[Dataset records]
----

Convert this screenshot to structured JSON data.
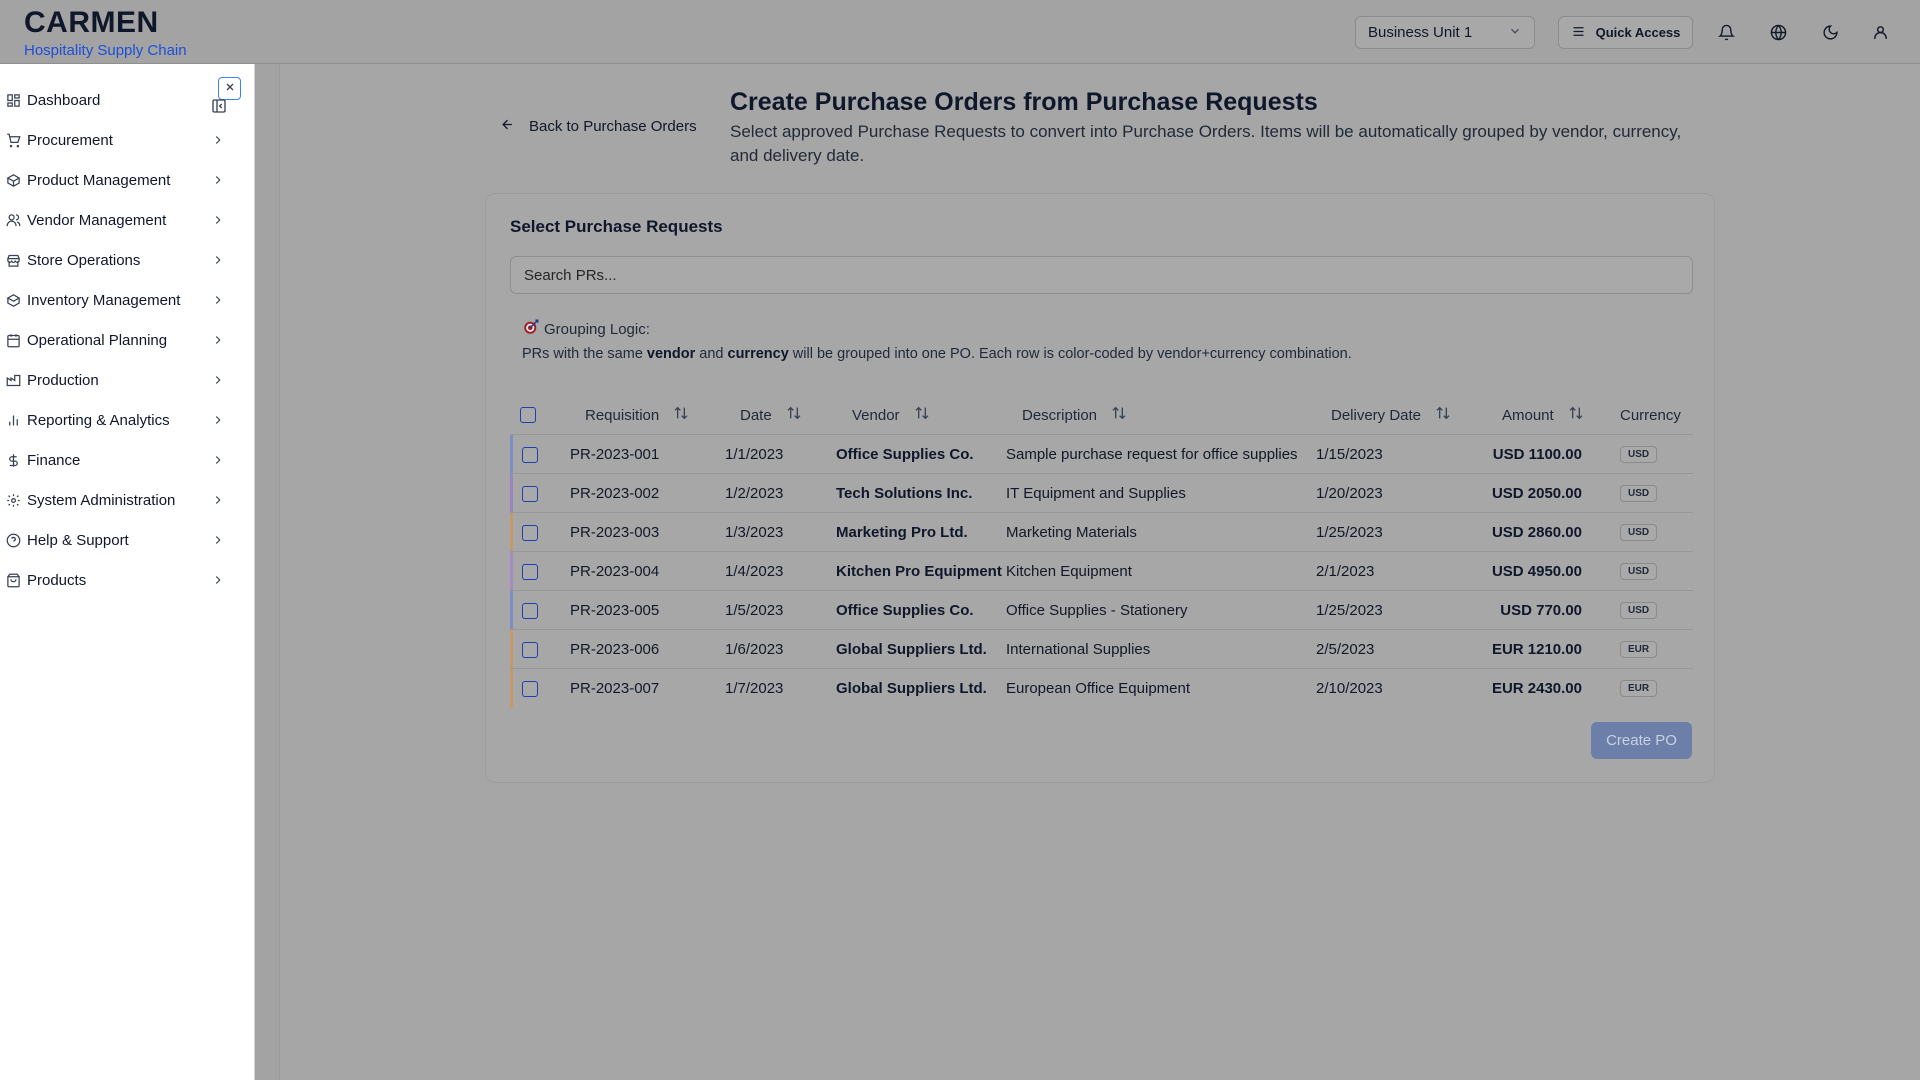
{
  "brand": {
    "title": "CARMEN",
    "subtitle": "Hospitality Supply Chain"
  },
  "header": {
    "business_unit": "Business Unit 1",
    "quick_access": "Quick Access"
  },
  "sidebar": {
    "items": [
      {
        "label": "Dashboard",
        "icon": "dashboard-icon"
      },
      {
        "label": "Procurement",
        "icon": "cart-icon"
      },
      {
        "label": "Product Management",
        "icon": "package-icon"
      },
      {
        "label": "Vendor Management",
        "icon": "users-icon"
      },
      {
        "label": "Store Operations",
        "icon": "store-icon"
      },
      {
        "label": "Inventory Management",
        "icon": "box-icon"
      },
      {
        "label": "Operational Planning",
        "icon": "calendar-icon"
      },
      {
        "label": "Production",
        "icon": "factory-icon"
      },
      {
        "label": "Reporting & Analytics",
        "icon": "bar-chart-icon"
      },
      {
        "label": "Finance",
        "icon": "dollar-icon"
      },
      {
        "label": "System Administration",
        "icon": "gear-icon"
      },
      {
        "label": "Help & Support",
        "icon": "help-icon"
      },
      {
        "label": "Products",
        "icon": "shopping-bag-icon"
      }
    ]
  },
  "page": {
    "back_label": "Back to Purchase Orders",
    "title": "Create Purchase Orders from Purchase Requests",
    "description": "Select approved Purchase Requests to convert into Purchase Orders. Items will be automatically grouped by vendor, currency, and delivery date."
  },
  "card": {
    "title": "Select Purchase Requests",
    "search_placeholder": "Search PRs...",
    "logic_title": "Grouping Logic:",
    "logic_pre": "PRs with the same ",
    "logic_vendor": "vendor",
    "logic_and": " and ",
    "logic_currency": "currency",
    "logic_post": " will be grouped into one PO. Each row is color-coded by vendor+currency combination.",
    "create_button": "Create PO"
  },
  "table": {
    "headers": {
      "requisition": "Requisition",
      "date": "Date",
      "vendor": "Vendor",
      "description": "Description",
      "delivery_date": "Delivery Date",
      "amount": "Amount",
      "currency": "Currency"
    },
    "rows": [
      {
        "requisition": "PR-2023-001",
        "date": "1/1/2023",
        "vendor": "Office Supplies Co.",
        "description": "Sample purchase request for office supplies",
        "delivery_date": "1/15/2023",
        "amount": "USD 1100.00",
        "currency": "USD",
        "color": "#7c8fc4"
      },
      {
        "requisition": "PR-2023-002",
        "date": "1/2/2023",
        "vendor": "Tech Solutions Inc.",
        "description": "IT Equipment and Supplies",
        "delivery_date": "1/20/2023",
        "amount": "USD 2050.00",
        "currency": "USD",
        "color": "#9a84c0"
      },
      {
        "requisition": "PR-2023-003",
        "date": "1/3/2023",
        "vendor": "Marketing Pro Ltd.",
        "description": "Marketing Materials",
        "delivery_date": "1/25/2023",
        "amount": "USD 2860.00",
        "currency": "USD",
        "color": "#c49a6a"
      },
      {
        "requisition": "PR-2023-004",
        "date": "1/4/2023",
        "vendor": "Kitchen Pro Equipment",
        "description": "Kitchen Equipment",
        "delivery_date": "2/1/2023",
        "amount": "USD 4950.00",
        "currency": "USD",
        "color": "#a58ac4"
      },
      {
        "requisition": "PR-2023-005",
        "date": "1/5/2023",
        "vendor": "Office Supplies Co.",
        "description": "Office Supplies - Stationery",
        "delivery_date": "1/25/2023",
        "amount": "USD 770.00",
        "currency": "USD",
        "color": "#7c8fc4"
      },
      {
        "requisition": "PR-2023-006",
        "date": "1/6/2023",
        "vendor": "Global Suppliers Ltd.",
        "description": "International Supplies",
        "delivery_date": "2/5/2023",
        "amount": "EUR 1210.00",
        "currency": "EUR",
        "color": "#c49a6a"
      },
      {
        "requisition": "PR-2023-007",
        "date": "1/7/2023",
        "vendor": "Global Suppliers Ltd.",
        "description": "European Office Equipment",
        "delivery_date": "2/10/2023",
        "amount": "EUR 2430.00",
        "currency": "EUR",
        "color": "#c49a6a"
      }
    ]
  }
}
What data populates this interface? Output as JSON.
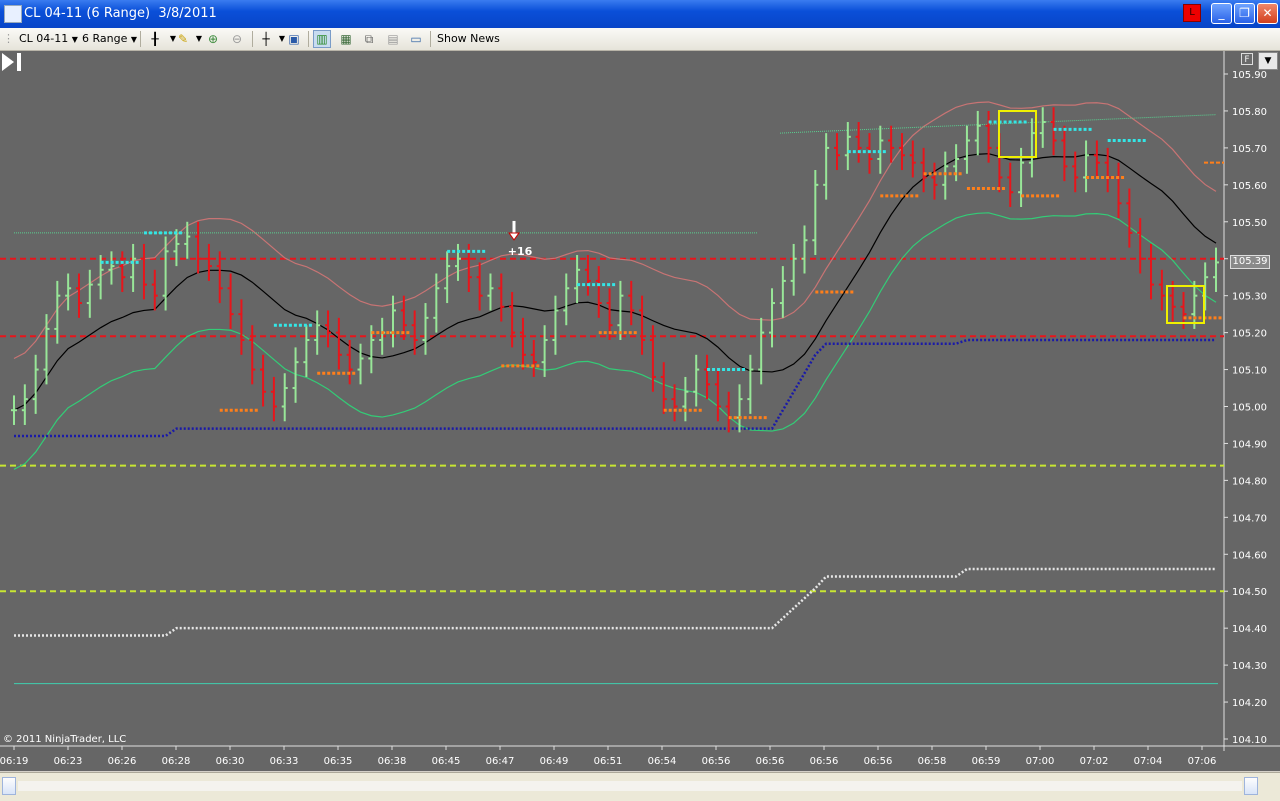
{
  "window": {
    "title": "CL 04-11 (6 Range)  3/8/2011",
    "alert_label": "L",
    "minimize_label": "_",
    "maximize_label": "❐",
    "close_label": "✕"
  },
  "toolbar": {
    "instrument": "CL 04-11",
    "interval": "6 Range",
    "show_news_label": "Show News",
    "icons": [
      "bar-type-icon",
      "draw-pencil-icon",
      "zoom-in-icon",
      "zoom-out-icon",
      "crosshair-icon",
      "data-box-icon",
      "chart-trader-icon",
      "strategies-icon",
      "indicators-icon",
      "properties-icon",
      "templates-icon"
    ]
  },
  "chart": {
    "copyright": "© 2011 NinjaTrader, LLC",
    "current_price_label": "105.39",
    "trade_marker_label": "+16",
    "format_label": "F",
    "colors": {
      "background": "#666666",
      "up_bar": "#98e698",
      "down_bar": "#e8151b",
      "sma": "#000000",
      "upper_band": "#c87474",
      "lower_band": "#33cc77",
      "resistance": "#e8151b",
      "support_yellow": "#c8e632",
      "cyan_marks": "#33e6e6",
      "orange_marks": "#ff7f1a",
      "trail_stop_blue": "#1a1aa8",
      "trail_stop_white": "#e6e6e6"
    }
  },
  "chart_data": {
    "type": "ohlc_range",
    "instrument": "CL 04-11",
    "interval": "6 Range",
    "date": "3/8/2011",
    "y_ticks": [
      "105.90",
      "105.80",
      "105.70",
      "105.60",
      "105.50",
      "105.40",
      "105.30",
      "105.20",
      "105.10",
      "105.00",
      "104.90",
      "104.80",
      "104.70",
      "104.60",
      "104.50",
      "104.40",
      "104.30",
      "104.20",
      "104.10"
    ],
    "x_ticks": [
      "06:19",
      "06:23",
      "06:26",
      "06:28",
      "06:30",
      "06:33",
      "06:35",
      "06:38",
      "06:45",
      "06:47",
      "06:49",
      "06:51",
      "06:54",
      "06:56",
      "06:56",
      "06:56",
      "06:56",
      "06:58",
      "06:59",
      "07:00",
      "07:02",
      "07:04",
      "07:06"
    ],
    "ylim": [
      104.1,
      105.9
    ],
    "current_price": 105.39,
    "horizontal_lines": [
      {
        "name": "red-dashed-upper",
        "price": 105.4
      },
      {
        "name": "red-dashed-lower",
        "price": 105.19
      },
      {
        "name": "yellow-dashed-upper",
        "price": 104.84
      },
      {
        "name": "yellow-dashed-lower",
        "price": 104.5
      }
    ],
    "trade_marker": {
      "label": "+16",
      "price": 105.44,
      "time": "06:47"
    },
    "close_path": [
      104.99,
      105.02,
      105.1,
      105.21,
      105.3,
      105.32,
      105.28,
      105.33,
      105.37,
      105.38,
      105.35,
      105.4,
      105.33,
      105.3,
      105.42,
      105.44,
      105.46,
      105.4,
      105.38,
      105.32,
      105.25,
      105.18,
      105.1,
      105.04,
      105.0,
      105.05,
      105.12,
      105.18,
      105.22,
      105.2,
      105.14,
      105.1,
      105.13,
      105.18,
      105.2,
      105.26,
      105.22,
      105.18,
      105.24,
      105.32,
      105.38,
      105.4,
      105.35,
      105.3,
      105.32,
      105.27,
      105.2,
      105.14,
      105.12,
      105.18,
      105.26,
      105.32,
      105.37,
      105.34,
      105.28,
      105.22,
      105.3,
      105.26,
      105.18,
      105.08,
      105.02,
      105.0,
      105.04,
      105.1,
      105.06,
      105.0,
      104.97,
      105.02,
      105.1,
      105.2,
      105.28,
      105.34,
      105.4,
      105.45,
      105.6,
      105.7,
      105.68,
      105.73,
      105.7,
      105.67,
      105.72,
      105.7,
      105.68,
      105.66,
      105.62,
      105.6,
      105.65,
      105.67,
      105.72,
      105.76,
      105.7,
      105.62,
      105.58,
      105.66,
      105.74,
      105.77,
      105.72,
      105.65,
      105.62,
      105.68,
      105.66,
      105.62,
      105.55,
      105.47,
      105.4,
      105.33,
      105.3,
      105.27,
      105.25,
      105.3,
      105.35,
      105.39
    ]
  }
}
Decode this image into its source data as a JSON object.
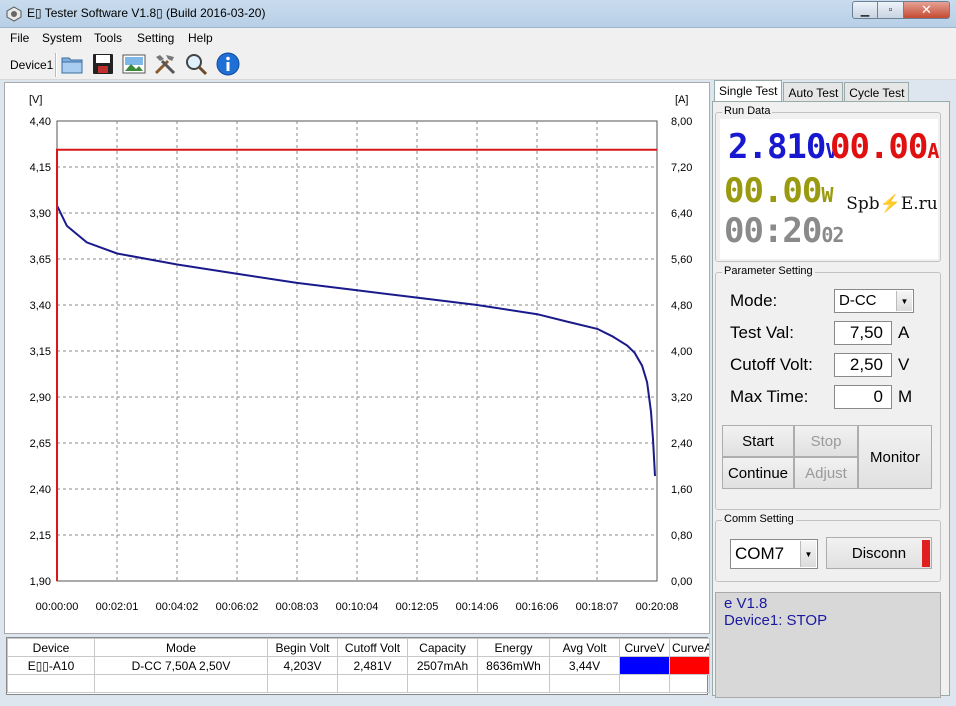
{
  "window": {
    "title": "E▯ Tester Software V1.8▯ (Build 2016-03-20)",
    "min_glyph": "▁",
    "max_glyph": "▫",
    "close_glyph": "✕"
  },
  "menu": [
    "File",
    "System",
    "Tools",
    "Setting",
    "Help"
  ],
  "toolbar": {
    "device": "Device1",
    "icons": [
      "folder-icon",
      "save-icon",
      "image-icon",
      "tools-icon",
      "search-icon",
      "info-icon"
    ]
  },
  "chart_data": {
    "type": "line",
    "y_left_unit": "[V]",
    "y_right_unit": "[A]",
    "y_left_ticks": [
      "4,40",
      "4,15",
      "3,90",
      "3,65",
      "3,40",
      "3,15",
      "2,90",
      "2,65",
      "2,40",
      "2,15",
      "1,90"
    ],
    "y_right_ticks": [
      "8,00",
      "7,20",
      "6,40",
      "5,60",
      "4,80",
      "4,00",
      "3,20",
      "2,40",
      "1,60",
      "0,80",
      "0,00"
    ],
    "x_ticks": [
      "00:00:00",
      "00:02:01",
      "00:04:02",
      "00:06:02",
      "00:08:03",
      "00:10:04",
      "00:12:05",
      "00:14:06",
      "00:16:06",
      "00:18:07",
      "00:20:08"
    ],
    "ylim_left": [
      1.9,
      4.4
    ],
    "ylim_right": [
      0,
      8
    ],
    "xlim_seconds": [
      0,
      1208
    ],
    "grid": true,
    "series": [
      {
        "axis": "left",
        "color": "#1a1a8c",
        "x_seconds": [
          0,
          20,
          60,
          121,
          242,
          362,
          483,
          604,
          725,
          846,
          967,
          1027,
          1088,
          1118,
          1148,
          1163,
          1178,
          1188,
          1196,
          1200,
          1204
        ],
        "values": [
          3.94,
          3.83,
          3.74,
          3.68,
          3.62,
          3.57,
          3.52,
          3.48,
          3.44,
          3.4,
          3.35,
          3.31,
          3.27,
          3.23,
          3.18,
          3.14,
          3.07,
          2.98,
          2.82,
          2.67,
          2.47
        ]
      },
      {
        "axis": "right",
        "color": "#d81818",
        "x_seconds": [
          0,
          0,
          1208
        ],
        "values": [
          0,
          7.5,
          7.5
        ]
      }
    ]
  },
  "table": {
    "headers": [
      "Device",
      "Mode",
      "Begin Volt",
      "Cutoff Volt",
      "Capacity",
      "Energy",
      "Avg Volt",
      "CurveV",
      "CurveA"
    ],
    "row": [
      "E▯▯-A10",
      "D-CC  7,50A  2,50V",
      "4,203V",
      "2,481V",
      "2507mAh",
      "8636mWh",
      "3,44V",
      "",
      ""
    ],
    "curve_colors": [
      "#0000ff",
      "#ff0000"
    ]
  },
  "tabs": [
    "Single Test",
    "Auto Test",
    "Cycle Test"
  ],
  "run_data": {
    "label": "Run Data",
    "voltage": "2.810",
    "voltage_unit": "V",
    "current": "00.00",
    "current_unit": "A",
    "power": "00.00",
    "power_unit": "W",
    "time": "00:20",
    "time_seconds": "02",
    "logo": "Spb⚡E.ru"
  },
  "params": {
    "label": "Parameter Setting",
    "mode_label": "Mode:",
    "mode_value": "D-CC",
    "test_val_label": "Test Val:",
    "test_val": "7,50",
    "test_val_unit": "A",
    "cutoff_label": "Cutoff Volt:",
    "cutoff_val": "2,50",
    "cutoff_unit": "V",
    "maxtime_label": "Max Time:",
    "maxtime_val": "0",
    "maxtime_unit": "M"
  },
  "buttons": {
    "start": "Start",
    "stop": "Stop",
    "continue": "Continue",
    "adjust": "Adjust",
    "monitor": "Monitor"
  },
  "comm": {
    "label": "Comm Setting",
    "port": "COM7",
    "disconnect": "Disconn"
  },
  "status": {
    "line1": "e V1.8",
    "line2": "Device1: STOP"
  }
}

----

→ **What is needed**
Collect, from the material above, every line containing the word "Orders".

→ **Expected answer**
    "back_label": "Back to Purchase Orders",
    "title": "Create Purchase Orders from Purchase Requests",
    "description": "Select approved Purchase Requests to convert into Purchase Orders. Items will be automatically grouped by vendor, currency, and delivery date."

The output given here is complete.